Copy each line of the records that holds the string "ffffff".

☆ ☆ ☆

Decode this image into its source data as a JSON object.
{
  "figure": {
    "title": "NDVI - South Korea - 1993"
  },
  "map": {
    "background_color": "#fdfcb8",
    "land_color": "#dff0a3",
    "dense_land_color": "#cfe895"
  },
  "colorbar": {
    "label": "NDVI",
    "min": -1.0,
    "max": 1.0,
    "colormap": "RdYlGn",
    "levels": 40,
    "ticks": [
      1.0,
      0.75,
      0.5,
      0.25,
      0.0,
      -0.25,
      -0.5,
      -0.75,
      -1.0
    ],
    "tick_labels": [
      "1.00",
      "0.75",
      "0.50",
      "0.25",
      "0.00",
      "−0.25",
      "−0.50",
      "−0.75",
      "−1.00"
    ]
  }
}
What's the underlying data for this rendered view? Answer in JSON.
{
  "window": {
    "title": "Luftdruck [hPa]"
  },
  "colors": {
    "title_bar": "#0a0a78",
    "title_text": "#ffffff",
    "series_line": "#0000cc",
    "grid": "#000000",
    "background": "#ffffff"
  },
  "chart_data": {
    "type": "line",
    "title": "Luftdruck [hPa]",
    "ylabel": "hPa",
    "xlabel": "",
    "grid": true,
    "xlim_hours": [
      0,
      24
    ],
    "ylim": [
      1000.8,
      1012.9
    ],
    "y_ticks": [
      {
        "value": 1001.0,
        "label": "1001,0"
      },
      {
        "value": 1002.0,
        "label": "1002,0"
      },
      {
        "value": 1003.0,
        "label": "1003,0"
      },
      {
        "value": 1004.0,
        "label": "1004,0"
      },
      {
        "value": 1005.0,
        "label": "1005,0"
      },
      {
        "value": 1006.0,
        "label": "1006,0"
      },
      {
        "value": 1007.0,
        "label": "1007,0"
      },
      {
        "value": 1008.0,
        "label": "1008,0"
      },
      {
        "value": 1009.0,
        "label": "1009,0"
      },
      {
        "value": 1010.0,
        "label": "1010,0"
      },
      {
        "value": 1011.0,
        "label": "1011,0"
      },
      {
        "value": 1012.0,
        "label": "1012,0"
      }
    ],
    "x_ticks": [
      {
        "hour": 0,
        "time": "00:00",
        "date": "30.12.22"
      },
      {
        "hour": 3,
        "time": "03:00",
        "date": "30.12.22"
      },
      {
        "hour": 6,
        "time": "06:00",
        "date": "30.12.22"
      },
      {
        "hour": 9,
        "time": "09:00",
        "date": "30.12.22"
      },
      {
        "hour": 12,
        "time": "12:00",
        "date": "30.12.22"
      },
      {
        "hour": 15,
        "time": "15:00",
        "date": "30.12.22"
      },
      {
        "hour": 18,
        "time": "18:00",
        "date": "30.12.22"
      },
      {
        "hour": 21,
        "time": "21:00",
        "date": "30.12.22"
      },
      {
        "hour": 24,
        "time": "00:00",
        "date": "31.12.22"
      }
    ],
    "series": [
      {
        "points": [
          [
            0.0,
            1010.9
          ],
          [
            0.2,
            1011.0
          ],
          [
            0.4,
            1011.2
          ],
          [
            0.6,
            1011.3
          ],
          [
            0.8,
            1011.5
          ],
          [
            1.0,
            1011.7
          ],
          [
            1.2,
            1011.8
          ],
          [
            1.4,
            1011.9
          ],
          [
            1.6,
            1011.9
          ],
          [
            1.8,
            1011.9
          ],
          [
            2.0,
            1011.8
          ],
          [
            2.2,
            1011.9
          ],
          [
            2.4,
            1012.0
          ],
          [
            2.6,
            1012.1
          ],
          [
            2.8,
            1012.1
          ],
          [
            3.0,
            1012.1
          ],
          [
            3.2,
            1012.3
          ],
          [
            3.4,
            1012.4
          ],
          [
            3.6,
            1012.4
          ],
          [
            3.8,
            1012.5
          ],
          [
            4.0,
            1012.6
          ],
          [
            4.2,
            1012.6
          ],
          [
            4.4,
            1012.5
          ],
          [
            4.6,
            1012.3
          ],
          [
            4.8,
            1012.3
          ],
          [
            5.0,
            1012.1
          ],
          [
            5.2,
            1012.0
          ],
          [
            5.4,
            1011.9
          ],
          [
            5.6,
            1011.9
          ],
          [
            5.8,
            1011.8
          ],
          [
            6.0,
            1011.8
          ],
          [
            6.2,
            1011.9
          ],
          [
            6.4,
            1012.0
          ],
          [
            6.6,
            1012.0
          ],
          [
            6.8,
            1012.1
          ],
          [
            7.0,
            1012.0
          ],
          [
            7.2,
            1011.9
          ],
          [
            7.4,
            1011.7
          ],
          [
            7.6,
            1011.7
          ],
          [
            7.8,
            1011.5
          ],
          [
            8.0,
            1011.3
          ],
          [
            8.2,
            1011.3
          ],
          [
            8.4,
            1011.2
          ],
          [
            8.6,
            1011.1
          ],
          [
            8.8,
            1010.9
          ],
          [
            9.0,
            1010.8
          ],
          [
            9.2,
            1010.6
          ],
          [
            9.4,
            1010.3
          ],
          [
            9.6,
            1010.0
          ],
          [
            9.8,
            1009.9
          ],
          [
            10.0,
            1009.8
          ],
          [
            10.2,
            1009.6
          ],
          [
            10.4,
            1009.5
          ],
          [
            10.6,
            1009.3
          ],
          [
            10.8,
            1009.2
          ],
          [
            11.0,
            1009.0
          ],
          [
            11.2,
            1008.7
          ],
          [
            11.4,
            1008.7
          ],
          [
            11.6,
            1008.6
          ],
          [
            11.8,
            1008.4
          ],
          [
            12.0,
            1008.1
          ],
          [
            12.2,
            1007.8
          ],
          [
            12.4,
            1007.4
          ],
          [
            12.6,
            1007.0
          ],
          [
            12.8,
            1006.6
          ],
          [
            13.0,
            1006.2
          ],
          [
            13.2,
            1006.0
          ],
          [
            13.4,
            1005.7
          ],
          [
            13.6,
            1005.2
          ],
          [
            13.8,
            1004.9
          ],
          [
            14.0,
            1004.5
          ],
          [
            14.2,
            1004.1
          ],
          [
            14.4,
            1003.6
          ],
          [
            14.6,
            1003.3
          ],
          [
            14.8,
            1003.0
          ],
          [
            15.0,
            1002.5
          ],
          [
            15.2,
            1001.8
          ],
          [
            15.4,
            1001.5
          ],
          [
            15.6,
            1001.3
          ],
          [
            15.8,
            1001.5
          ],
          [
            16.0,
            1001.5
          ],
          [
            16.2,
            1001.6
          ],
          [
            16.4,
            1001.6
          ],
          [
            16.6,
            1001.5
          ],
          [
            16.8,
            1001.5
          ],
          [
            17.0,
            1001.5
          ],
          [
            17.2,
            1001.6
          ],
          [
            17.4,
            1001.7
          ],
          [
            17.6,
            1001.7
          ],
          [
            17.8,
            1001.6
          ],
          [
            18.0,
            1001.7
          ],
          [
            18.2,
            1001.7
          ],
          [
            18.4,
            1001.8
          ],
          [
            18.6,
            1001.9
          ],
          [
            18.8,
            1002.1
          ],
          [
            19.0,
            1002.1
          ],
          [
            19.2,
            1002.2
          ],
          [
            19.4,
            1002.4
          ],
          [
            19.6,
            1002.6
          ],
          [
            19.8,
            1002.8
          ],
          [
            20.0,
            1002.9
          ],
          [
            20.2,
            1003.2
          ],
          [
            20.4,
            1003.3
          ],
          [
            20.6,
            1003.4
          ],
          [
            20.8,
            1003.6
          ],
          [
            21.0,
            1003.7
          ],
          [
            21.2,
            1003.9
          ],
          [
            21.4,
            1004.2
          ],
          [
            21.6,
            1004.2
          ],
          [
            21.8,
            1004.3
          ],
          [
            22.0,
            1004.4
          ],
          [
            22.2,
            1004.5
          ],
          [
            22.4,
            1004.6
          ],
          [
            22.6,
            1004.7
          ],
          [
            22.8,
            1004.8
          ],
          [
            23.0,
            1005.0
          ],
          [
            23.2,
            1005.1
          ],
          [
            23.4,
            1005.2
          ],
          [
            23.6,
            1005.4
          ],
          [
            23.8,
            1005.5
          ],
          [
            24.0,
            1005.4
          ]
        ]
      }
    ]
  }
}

☆ ☆ ☆

■ **Worked solution**:
    "title_text": "#ffffff",
    "background": "#ffffff"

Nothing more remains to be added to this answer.